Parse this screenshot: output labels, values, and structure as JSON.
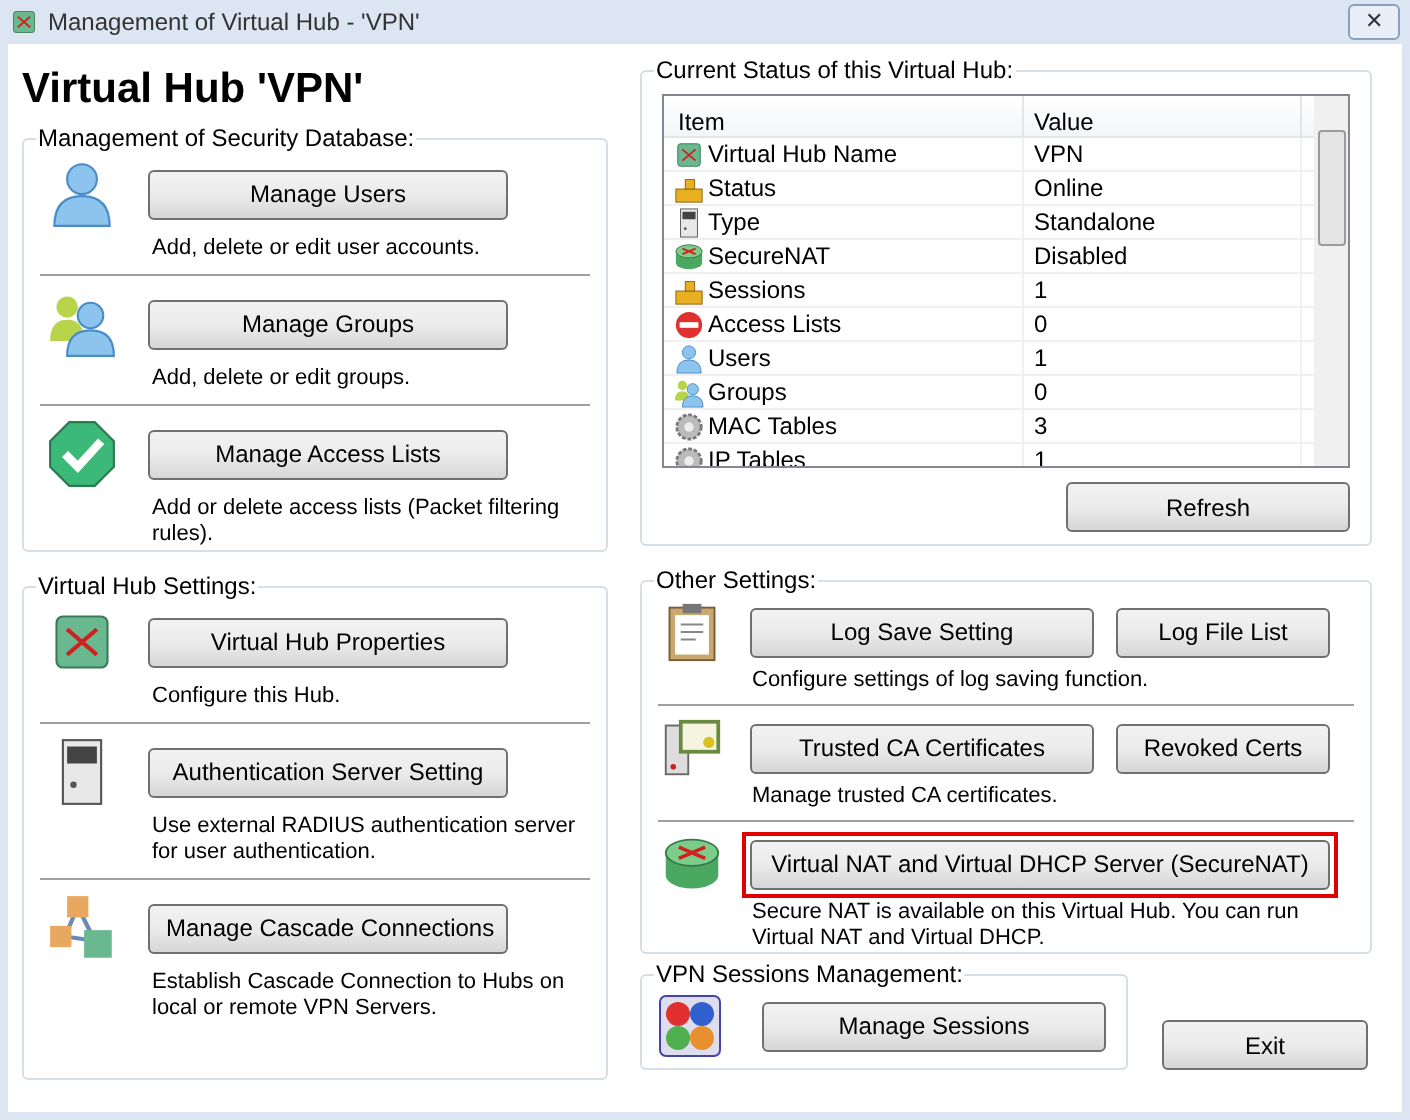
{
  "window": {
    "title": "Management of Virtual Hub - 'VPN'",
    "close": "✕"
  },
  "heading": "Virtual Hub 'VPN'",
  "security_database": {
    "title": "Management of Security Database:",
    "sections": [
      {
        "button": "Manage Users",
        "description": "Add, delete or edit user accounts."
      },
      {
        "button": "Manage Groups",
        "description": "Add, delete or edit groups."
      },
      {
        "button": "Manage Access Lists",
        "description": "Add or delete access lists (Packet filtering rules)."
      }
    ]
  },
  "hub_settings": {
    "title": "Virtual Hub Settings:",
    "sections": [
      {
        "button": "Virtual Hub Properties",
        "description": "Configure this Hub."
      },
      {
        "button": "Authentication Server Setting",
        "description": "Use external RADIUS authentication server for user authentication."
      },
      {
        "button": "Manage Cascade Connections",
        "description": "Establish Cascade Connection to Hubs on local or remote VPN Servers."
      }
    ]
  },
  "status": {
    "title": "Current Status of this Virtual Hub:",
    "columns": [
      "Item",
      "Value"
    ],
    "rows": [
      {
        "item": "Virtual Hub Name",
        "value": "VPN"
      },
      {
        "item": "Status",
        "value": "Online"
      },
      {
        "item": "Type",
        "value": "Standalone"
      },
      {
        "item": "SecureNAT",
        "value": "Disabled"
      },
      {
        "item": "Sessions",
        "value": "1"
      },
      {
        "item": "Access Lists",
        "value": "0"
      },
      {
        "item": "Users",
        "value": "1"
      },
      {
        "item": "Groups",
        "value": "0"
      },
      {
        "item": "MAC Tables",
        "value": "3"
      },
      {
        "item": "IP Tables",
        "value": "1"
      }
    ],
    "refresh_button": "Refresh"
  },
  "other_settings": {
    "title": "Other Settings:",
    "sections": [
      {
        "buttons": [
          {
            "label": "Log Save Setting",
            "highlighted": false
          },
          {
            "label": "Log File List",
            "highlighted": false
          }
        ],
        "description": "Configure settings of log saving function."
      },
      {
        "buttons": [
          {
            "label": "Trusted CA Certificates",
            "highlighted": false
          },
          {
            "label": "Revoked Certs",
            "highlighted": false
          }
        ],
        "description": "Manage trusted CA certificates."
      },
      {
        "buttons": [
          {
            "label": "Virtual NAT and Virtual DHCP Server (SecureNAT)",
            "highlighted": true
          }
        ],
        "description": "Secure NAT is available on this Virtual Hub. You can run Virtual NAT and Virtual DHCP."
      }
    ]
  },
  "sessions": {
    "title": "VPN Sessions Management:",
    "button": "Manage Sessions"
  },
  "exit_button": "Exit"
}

- Exercise brief
Set the listing down in full and exactly. Pictures within it should not appear in the copy.

- Response below
Parse this screenshot: output labels, values, and structure as JSON.
{
  "window": {
    "title": "Management of Virtual Hub - 'VPN'",
    "close": "✕"
  },
  "heading": "Virtual Hub 'VPN'",
  "security_database": {
    "title": "Management of Security Database:",
    "sections": [
      {
        "button": "Manage Users",
        "description": "Add, delete or edit user accounts."
      },
      {
        "button": "Manage Groups",
        "description": "Add, delete or edit groups."
      },
      {
        "button": "Manage Access Lists",
        "description": "Add or delete access lists (Packet filtering rules)."
      }
    ]
  },
  "hub_settings": {
    "title": "Virtual Hub Settings:",
    "sections": [
      {
        "button": "Virtual Hub Properties",
        "description": "Configure this Hub."
      },
      {
        "button": "Authentication Server Setting",
        "description": "Use external RADIUS authentication server for user authentication."
      },
      {
        "button": "Manage Cascade Connections",
        "description": "Establish Cascade Connection to Hubs on local or remote VPN Servers."
      }
    ]
  },
  "status": {
    "title": "Current Status of this Virtual Hub:",
    "columns": [
      "Item",
      "Value"
    ],
    "rows": [
      {
        "item": "Virtual Hub Name",
        "value": "VPN"
      },
      {
        "item": "Status",
        "value": "Online"
      },
      {
        "item": "Type",
        "value": "Standalone"
      },
      {
        "item": "SecureNAT",
        "value": "Disabled"
      },
      {
        "item": "Sessions",
        "value": "1"
      },
      {
        "item": "Access Lists",
        "value": "0"
      },
      {
        "item": "Users",
        "value": "1"
      },
      {
        "item": "Groups",
        "value": "0"
      },
      {
        "item": "MAC Tables",
        "value": "3"
      },
      {
        "item": "IP Tables",
        "value": "1"
      }
    ],
    "refresh_button": "Refresh"
  },
  "other_settings": {
    "title": "Other Settings:",
    "sections": [
      {
        "buttons": [
          {
            "label": "Log Save Setting",
            "highlighted": false
          },
          {
            "label": "Log File List",
            "highlighted": false
          }
        ],
        "description": "Configure settings of log saving function."
      },
      {
        "buttons": [
          {
            "label": "Trusted CA Certificates",
            "highlighted": false
          },
          {
            "label": "Revoked Certs",
            "highlighted": false
          }
        ],
        "description": "Manage trusted CA certificates."
      },
      {
        "buttons": [
          {
            "label": "Virtual NAT and Virtual DHCP Server (SecureNAT)",
            "highlighted": true
          }
        ],
        "description": "Secure NAT is available on this Virtual Hub. You can run Virtual NAT and Virtual DHCP."
      }
    ]
  },
  "sessions": {
    "title": "VPN Sessions Management:",
    "button": "Manage Sessions"
  },
  "exit_button": "Exit"
}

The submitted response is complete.